▶ [DATA SECTION]

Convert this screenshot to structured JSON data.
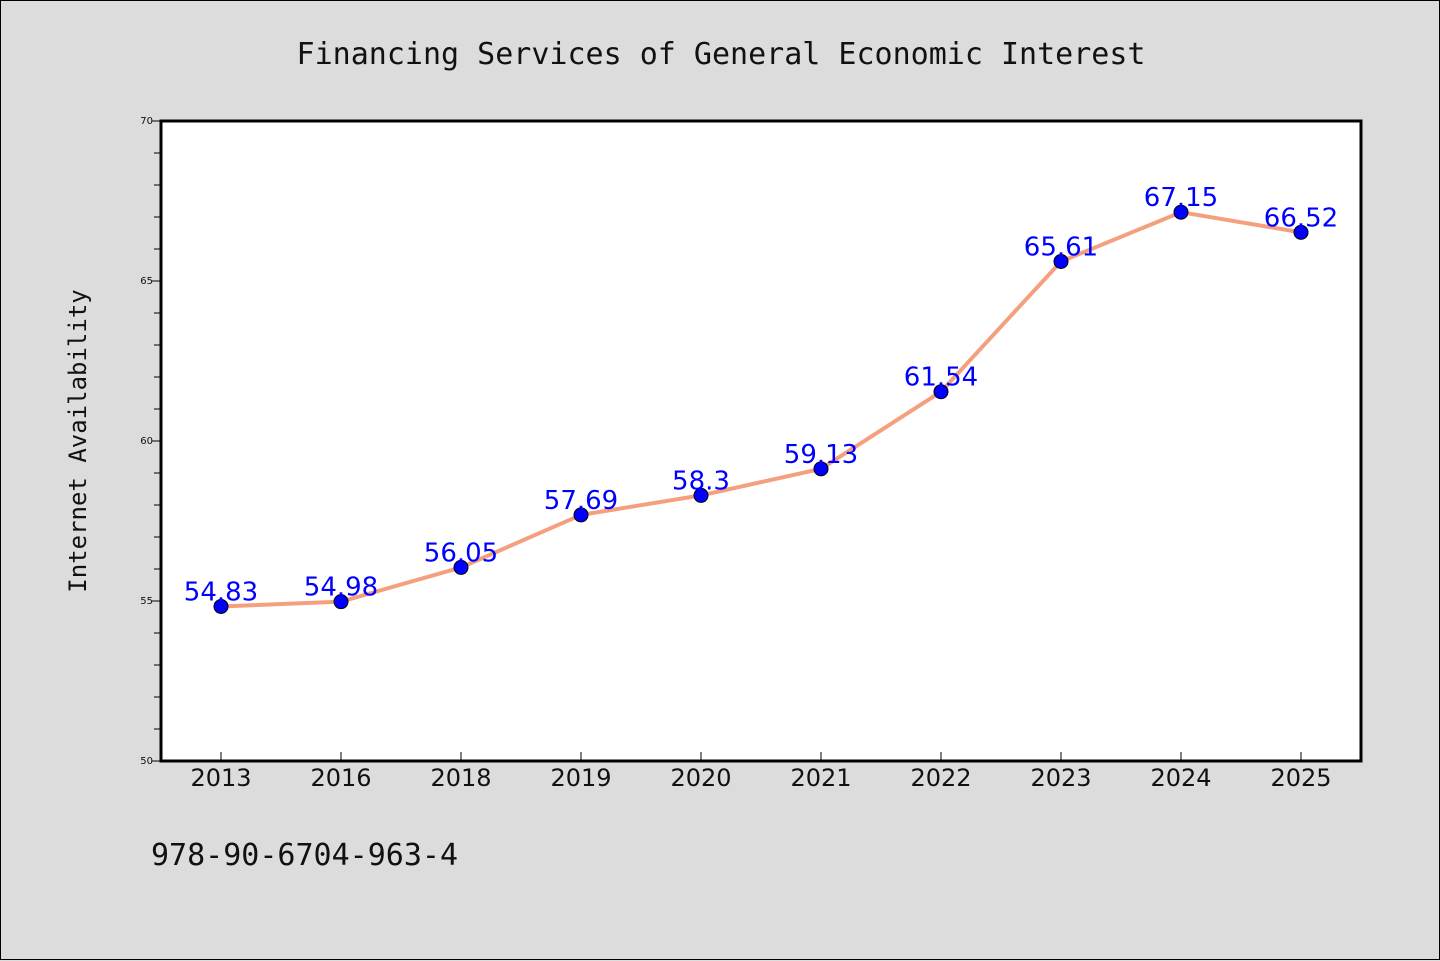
{
  "chart_data": {
    "type": "line",
    "title": "Financing Services of General Economic Interest",
    "xlabel": "",
    "ylabel": "Internet Availability",
    "categories": [
      "2013",
      "2016",
      "2018",
      "2019",
      "2020",
      "2021",
      "2022",
      "2023",
      "2024",
      "2025"
    ],
    "series": [
      {
        "values": [
          54.83,
          54.98,
          56.05,
          57.69,
          58.3,
          59.13,
          61.54,
          65.61,
          67.15,
          66.52
        ],
        "labels": [
          "54.83",
          "54.98",
          "56.05",
          "57.69",
          "58.3",
          "59.13",
          "61.54",
          "65.61",
          "67.15",
          "66.52"
        ],
        "line_color": "#f4a07f",
        "marker_color": "#0000ff"
      }
    ],
    "ylim": [
      50,
      70
    ],
    "yticks": [
      "50",
      "55",
      "60",
      "65",
      "70"
    ],
    "grid": false,
    "legend": "none"
  },
  "annotation": {
    "text": "978-90-6704-963-4"
  }
}
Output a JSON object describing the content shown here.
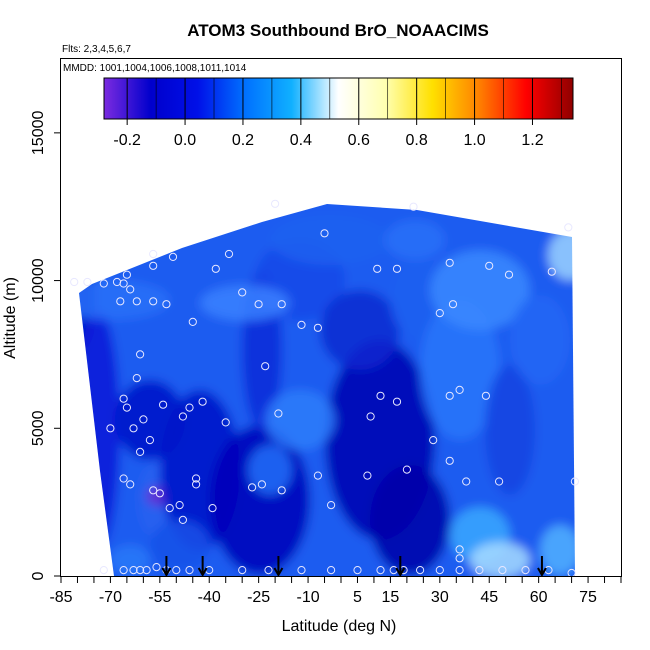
{
  "chart_data": {
    "type": "heatmap",
    "title": "ATOM3 Southbound BrO_NOAACIMS",
    "subtitle_flights": "Flts: 2,3,4,5,6,7",
    "subtitle_dates": "MMDD: 1001,1004,1006,1008,1011,1014",
    "xlabel": "Latitude (deg N)",
    "ylabel": "Altitude (m)",
    "xlim": [
      -85,
      85
    ],
    "ylim": [
      0,
      17500
    ],
    "x_tick_labels": [
      "-85",
      "-70",
      "-55",
      "-40",
      "-25",
      "-10",
      "5",
      "15",
      "30",
      "45",
      "60",
      "75"
    ],
    "x_tick_values": [
      -85,
      -70,
      -55,
      -40,
      -25,
      -10,
      5,
      15,
      30,
      45,
      60,
      75
    ],
    "y_tick_labels": [
      "0",
      "5000",
      "10000",
      "15000"
    ],
    "y_tick_values": [
      0,
      5000,
      10000,
      15000
    ],
    "colorbar": {
      "range": [
        -0.28,
        1.34
      ],
      "tick_labels": [
        "-0.2",
        "0.0",
        "0.2",
        "0.4",
        "0.6",
        "0.8",
        "1.0",
        "1.2"
      ],
      "tick_values": [
        -0.2,
        0.0,
        0.2,
        0.4,
        0.6,
        0.8,
        1.0,
        1.2
      ],
      "colors": [
        "#7B2BE0",
        "#0000CC",
        "#0010E8",
        "#0070FF",
        "#10B0FF",
        "#FFFFFF",
        "#FFFFB0",
        "#FFE000",
        "#FF8000",
        "#FF0000",
        "#900000"
      ]
    },
    "marker_latitudes": [
      -53,
      -42,
      -19,
      18,
      61
    ],
    "observations": [
      [
        -81,
        9950
      ],
      [
        -77,
        9950
      ],
      [
        -72,
        9900
      ],
      [
        -68,
        9950
      ],
      [
        -66,
        9900
      ],
      [
        -64,
        9700
      ],
      [
        -67,
        9300
      ],
      [
        -62,
        9300
      ],
      [
        -57,
        9300
      ],
      [
        -53,
        9200
      ],
      [
        -45,
        8600
      ],
      [
        -38,
        10400
      ],
      [
        -34,
        10900
      ],
      [
        -57,
        10900
      ],
      [
        -51,
        10800
      ],
      [
        -65,
        10200
      ],
      [
        -57,
        10500
      ],
      [
        -20,
        12600
      ],
      [
        -5,
        11600
      ],
      [
        -18,
        9200
      ],
      [
        -25,
        9200
      ],
      [
        -30,
        9600
      ],
      [
        -12,
        8500
      ],
      [
        -7,
        8400
      ],
      [
        -23,
        7100
      ],
      [
        11,
        10400
      ],
      [
        17,
        10400
      ],
      [
        33,
        10600
      ],
      [
        45,
        10500
      ],
      [
        51,
        10200
      ],
      [
        64,
        10300
      ],
      [
        69,
        11800
      ],
      [
        22,
        12500
      ],
      [
        34,
        9200
      ],
      [
        30,
        8900
      ],
      [
        33,
        6100
      ],
      [
        36,
        6300
      ],
      [
        44,
        6100
      ],
      [
        -61,
        7500
      ],
      [
        -62,
        6700
      ],
      [
        -66,
        6000
      ],
      [
        -65,
        5700
      ],
      [
        -70,
        5000
      ],
      [
        -63,
        5000
      ],
      [
        -60,
        5300
      ],
      [
        -58,
        4600
      ],
      [
        -54,
        5800
      ],
      [
        -48,
        5400
      ],
      [
        -46,
        5700
      ],
      [
        -42,
        5900
      ],
      [
        -35,
        5200
      ],
      [
        -19,
        5500
      ],
      [
        9,
        5400
      ],
      [
        12,
        6100
      ],
      [
        17,
        5900
      ],
      [
        28,
        4600
      ],
      [
        33,
        3900
      ],
      [
        -61,
        4200
      ],
      [
        -66,
        3300
      ],
      [
        -64,
        3100
      ],
      [
        -57,
        2900
      ],
      [
        -55,
        2800
      ],
      [
        -44,
        3100
      ],
      [
        -44,
        3300
      ],
      [
        -27,
        3000
      ],
      [
        -24,
        3100
      ],
      [
        -18,
        2900
      ],
      [
        -7,
        3400
      ],
      [
        -3,
        2400
      ],
      [
        8,
        3400
      ],
      [
        20,
        3600
      ],
      [
        38,
        3200
      ],
      [
        48,
        3200
      ],
      [
        -52,
        2300
      ],
      [
        -49,
        2400
      ],
      [
        -48,
        1900
      ],
      [
        -39,
        2300
      ],
      [
        36,
        900
      ],
      [
        36,
        600
      ],
      [
        -72,
        200
      ],
      [
        -66,
        200
      ],
      [
        -63,
        200
      ],
      [
        -61,
        200
      ],
      [
        -59,
        200
      ],
      [
        -56,
        300
      ],
      [
        -53,
        200
      ],
      [
        -50,
        200
      ],
      [
        -46,
        200
      ],
      [
        -40,
        200
      ],
      [
        -30,
        200
      ],
      [
        -22,
        200
      ],
      [
        -12,
        200
      ],
      [
        -3,
        200
      ],
      [
        5,
        200
      ],
      [
        12,
        200
      ],
      [
        16,
        200
      ],
      [
        19,
        200
      ],
      [
        24,
        200
      ],
      [
        30,
        200
      ],
      [
        36,
        200
      ],
      [
        42,
        200
      ],
      [
        49,
        200
      ],
      [
        56,
        200
      ],
      [
        63,
        200
      ],
      [
        70,
        100
      ],
      [
        71,
        3200
      ]
    ]
  }
}
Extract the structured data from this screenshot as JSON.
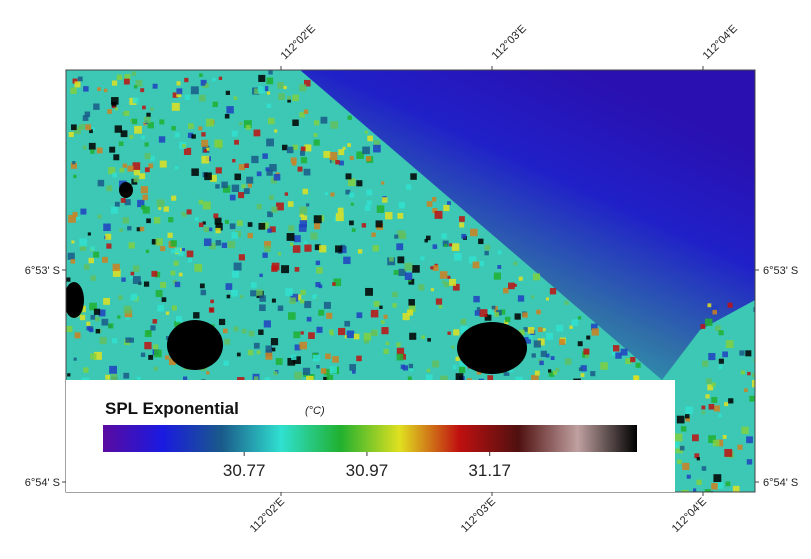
{
  "map": {
    "top_labels": [
      "112°02'E",
      "112°03'E",
      "112°04'E"
    ],
    "bottom_labels": [
      "112°02'E",
      "112°03'E",
      "112°04'E"
    ],
    "left_labels": [
      "6°53' S",
      "6°54' S"
    ],
    "right_labels": [
      "6°53' S",
      "6°54' S"
    ]
  },
  "legend": {
    "title": "SPL Exponential",
    "unit": "(°C)",
    "lim": [
      30.54,
      31.41
    ],
    "ticks": [
      30.77,
      30.97,
      31.17
    ],
    "colors": [
      "#5a0aa0",
      "#1a1ae0",
      "#1a5a8a",
      "#30e0d0",
      "#20b030",
      "#e0e020",
      "#c01010",
      "#501010",
      "#c0a0a0",
      "#000000"
    ]
  }
}
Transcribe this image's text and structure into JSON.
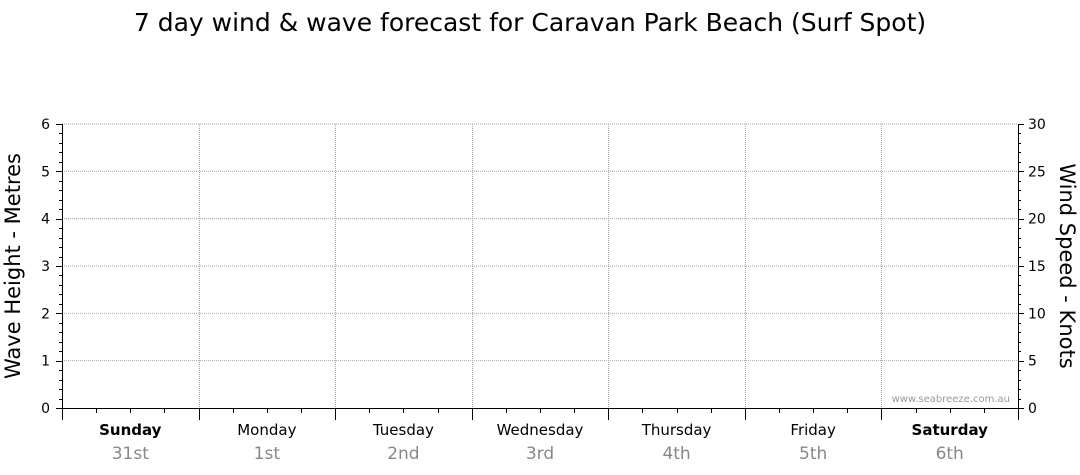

▶ [INSTRUCTIONS TO FOLLOW] Each entry gets copied exactly; the pictures stay out.

▶ [SOLUTION]
Convert this screenshot to structured JSON data.
{
  "chart_data": {
    "type": "line",
    "title": "Financing Services of General Economic Interest",
    "xlabel": "",
    "ylabel": "Internet Availability",
    "categories": [
      "2013",
      "2016",
      "2018",
      "2019",
      "2020",
      "2021",
      "2022",
      "2023",
      "2024",
      "2025"
    ],
    "series": [
      {
        "values": [
          54.83,
          54.98,
          56.05,
          57.69,
          58.3,
          59.13,
          61.54,
          65.61,
          67.15,
          66.52
        ],
        "labels": [
          "54.83",
          "54.98",
          "56.05",
          "57.69",
          "58.3",
          "59.13",
          "61.54",
          "65.61",
          "67.15",
          "66.52"
        ],
        "line_color": "#f4a07f",
        "marker_color": "#0000ff"
      }
    ],
    "ylim": [
      50,
      70
    ],
    "yticks": [
      "50",
      "55",
      "60",
      "65",
      "70"
    ],
    "grid": false,
    "legend": "none"
  },
  "annotation": {
    "text": "978-90-6704-963-4"
  }
}
Output a JSON object describing the content shown here.
{
  "chart_data": {
    "type": "heatmap",
    "title": "ATOM3 Southbound BrO_NOAACIMS",
    "subtitle_flights": "Flts: 2,3,4,5,6,7",
    "subtitle_dates": "MMDD: 1001,1004,1006,1008,1011,1014",
    "xlabel": "Latitude (deg N)",
    "ylabel": "Altitude (m)",
    "xlim": [
      -85,
      85
    ],
    "ylim": [
      0,
      17500
    ],
    "x_tick_labels": [
      "-85",
      "-70",
      "-55",
      "-40",
      "-25",
      "-10",
      "5",
      "15",
      "30",
      "45",
      "60",
      "75"
    ],
    "x_tick_values": [
      -85,
      -70,
      -55,
      -40,
      -25,
      -10,
      5,
      15,
      30,
      45,
      60,
      75
    ],
    "y_tick_labels": [
      "0",
      "5000",
      "10000",
      "15000"
    ],
    "y_tick_values": [
      0,
      5000,
      10000,
      15000
    ],
    "colorbar": {
      "range": [
        -0.28,
        1.34
      ],
      "tick_labels": [
        "-0.2",
        "0.0",
        "0.2",
        "0.4",
        "0.6",
        "0.8",
        "1.0",
        "1.2"
      ],
      "tick_values": [
        -0.2,
        0.0,
        0.2,
        0.4,
        0.6,
        0.8,
        1.0,
        1.2
      ],
      "colors": [
        "#7B2BE0",
        "#0000CC",
        "#0010E8",
        "#0070FF",
        "#10B0FF",
        "#FFFFFF",
        "#FFFFB0",
        "#FFE000",
        "#FF8000",
        "#FF0000",
        "#900000"
      ]
    },
    "marker_latitudes": [
      -53,
      -42,
      -19,
      18,
      61
    ],
    "observations": [
      [
        -81,
        9950
      ],
      [
        -77,
        9950
      ],
      [
        -72,
        9900
      ],
      [
        -68,
        9950
      ],
      [
        -66,
        9900
      ],
      [
        -64,
        9700
      ],
      [
        -67,
        9300
      ],
      [
        -62,
        9300
      ],
      [
        -57,
        9300
      ],
      [
        -53,
        9200
      ],
      [
        -45,
        8600
      ],
      [
        -38,
        10400
      ],
      [
        -34,
        10900
      ],
      [
        -57,
        10900
      ],
      [
        -51,
        10800
      ],
      [
        -65,
        10200
      ],
      [
        -57,
        10500
      ],
      [
        -20,
        12600
      ],
      [
        -5,
        11600
      ],
      [
        -18,
        9200
      ],
      [
        -25,
        9200
      ],
      [
        -30,
        9600
      ],
      [
        -12,
        8500
      ],
      [
        -7,
        8400
      ],
      [
        -23,
        7100
      ],
      [
        11,
        10400
      ],
      [
        17,
        10400
      ],
      [
        33,
        10600
      ],
      [
        45,
        10500
      ],
      [
        51,
        10200
      ],
      [
        64,
        10300
      ],
      [
        69,
        11800
      ],
      [
        22,
        12500
      ],
      [
        34,
        9200
      ],
      [
        30,
        8900
      ],
      [
        33,
        6100
      ],
      [
        36,
        6300
      ],
      [
        44,
        6100
      ],
      [
        -61,
        7500
      ],
      [
        -62,
        6700
      ],
      [
        -66,
        6000
      ],
      [
        -65,
        5700
      ],
      [
        -70,
        5000
      ],
      [
        -63,
        5000
      ],
      [
        -60,
        5300
      ],
      [
        -58,
        4600
      ],
      [
        -54,
        5800
      ],
      [
        -48,
        5400
      ],
      [
        -46,
        5700
      ],
      [
        -42,
        5900
      ],
      [
        -35,
        5200
      ],
      [
        -19,
        5500
      ],
      [
        9,
        5400
      ],
      [
        12,
        6100
      ],
      [
        17,
        5900
      ],
      [
        28,
        4600
      ],
      [
        33,
        3900
      ],
      [
        -61,
        4200
      ],
      [
        -66,
        3300
      ],
      [
        -64,
        3100
      ],
      [
        -57,
        2900
      ],
      [
        -55,
        2800
      ],
      [
        -44,
        3100
      ],
      [
        -44,
        3300
      ],
      [
        -27,
        3000
      ],
      [
        -24,
        3100
      ],
      [
        -18,
        2900
      ],
      [
        -7,
        3400
      ],
      [
        -3,
        2400
      ],
      [
        8,
        3400
      ],
      [
        20,
        3600
      ],
      [
        38,
        3200
      ],
      [
        48,
        3200
      ],
      [
        -52,
        2300
      ],
      [
        -49,
        2400
      ],
      [
        -48,
        1900
      ],
      [
        -39,
        2300
      ],
      [
        36,
        900
      ],
      [
        36,
        600
      ],
      [
        -72,
        200
      ],
      [
        -66,
        200
      ],
      [
        -63,
        200
      ],
      [
        -61,
        200
      ],
      [
        -59,
        200
      ],
      [
        -56,
        300
      ],
      [
        -53,
        200
      ],
      [
        -50,
        200
      ],
      [
        -46,
        200
      ],
      [
        -40,
        200
      ],
      [
        -30,
        200
      ],
      [
        -22,
        200
      ],
      [
        -12,
        200
      ],
      [
        -3,
        200
      ],
      [
        5,
        200
      ],
      [
        12,
        200
      ],
      [
        16,
        200
      ],
      [
        19,
        200
      ],
      [
        24,
        200
      ],
      [
        30,
        200
      ],
      [
        36,
        200
      ],
      [
        42,
        200
      ],
      [
        49,
        200
      ],
      [
        56,
        200
      ],
      [
        63,
        200
      ],
      [
        70,
        100
      ],
      [
        71,
        3200
      ]
    ]
  }
}
Extract the structured data from this screenshot as JSON.
{
  "map": {
    "top_labels": [
      "112°02'E",
      "112°03'E",
      "112°04'E"
    ],
    "bottom_labels": [
      "112°02'E",
      "112°03'E",
      "112°04'E"
    ],
    "left_labels": [
      "6°53' S",
      "6°54' S"
    ],
    "right_labels": [
      "6°53' S",
      "6°54' S"
    ]
  },
  "legend": {
    "title": "SPL Exponential",
    "unit": "(°C)",
    "lim": [
      30.54,
      31.41
    ],
    "ticks": [
      30.77,
      30.97,
      31.17
    ],
    "colors": [
      "#5a0aa0",
      "#1a1ae0",
      "#1a5a8a",
      "#30e0d0",
      "#20b030",
      "#e0e020",
      "#c01010",
      "#501010",
      "#c0a0a0",
      "#000000"
    ]
  }
}
Transcribe this image's text and structure into JSON.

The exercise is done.